## Written instruction
Every record should be copied exactly, except that pictures are to be omitted.

** START Supplied records **

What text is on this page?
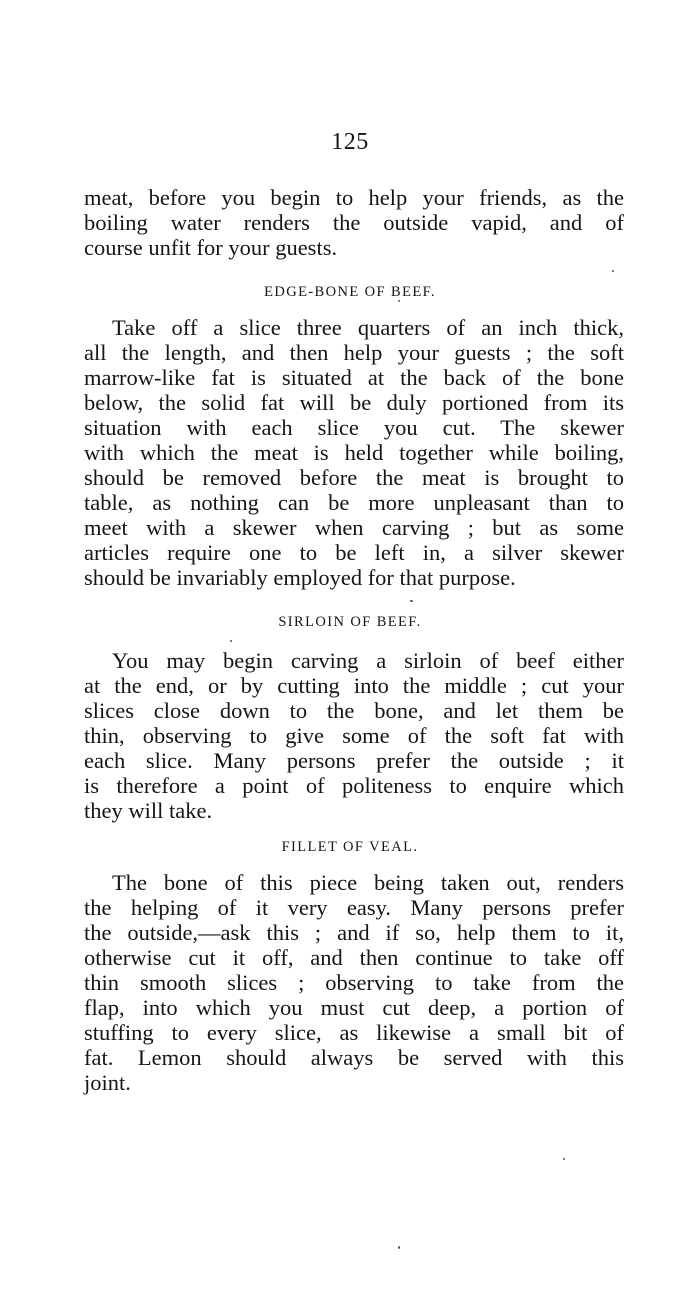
125
meat, before you begin to help your friends, as the
boiling water renders the outside vapid, and of
course unfit for your guests.
EDGE-BONE OF BEEF.
Take off a slice three quarters of an inch thick,
all the length, and then help your guests ; the soft
marrow-like fat is situated at the back of the bone
below, the solid fat will be duly portioned from its
situation with each slice you cut. The skewer
with which the meat is held together while boiling,
should be removed before the meat is brought to
table, as nothing can be more unpleasant than to
meet with a skewer when carving ; but as some
articles require one to be left in, a silver skewer
should be invariably employed for that purpose.
SIRLOIN OF BEEF.
You may begin carving a sirloin of beef either
at the end, or by cutting into the middle ; cut your
slices close down to the bone, and let them be
thin, observing to give some of the soft fat with
each slice. Many persons prefer the outside ; it
is therefore a point of politeness to enquire which
they will take.
FILLET OF VEAL.
The bone of this piece being taken out, renders
the helping of it very easy. Many persons prefer
the outside,—ask this ; and if so, help them to it,
otherwise cut it off, and then continue to take off
thin smooth slices ; observing to take from the
flap, into which you must cut deep, a portion of
stuffing to every slice, as likewise a small bit of
fat. Lemon should always be served with this
joint.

** END Supplied records **

## Task response
What text is on this page?
125
meat, before you begin to help your friends, as the
boiling water renders the outside vapid, and of
course unfit for your guests.
EDGE-BONE OF BEEF.
Take off a slice three quarters of an inch thick,
all the length, and then help your guests ; the soft
marrow-like fat is situated at the back of the bone
below, the solid fat will be duly portioned from its
situation with each slice you cut. The skewer
with which the meat is held together while boiling,
should be removed before the meat is brought to
table, as nothing can be more unpleasant than to
meet with a skewer when carving ; but as some
articles require one to be left in, a silver skewer
should be invariably employed for that purpose.
SIRLOIN OF BEEF.
You may begin carving a sirloin of beef either
at the end, or by cutting into the middle ; cut your
slices close down to the bone, and let them be
thin, observing to give some of the soft fat with
each slice. Many persons prefer the outside ; it
is therefore a point of politeness to enquire which
they will take.
FILLET OF VEAL.
The bone of this piece being taken out, renders
the helping of it very easy. Many persons prefer
the outside,—ask this ; and if so, help them to it,
otherwise cut it off, and then continue to take off
thin smooth slices ; observing to take from the
flap, into which you must cut deep, a portion of
stuffing to every slice, as likewise a small bit of
fat. Lemon should always be served with this
joint.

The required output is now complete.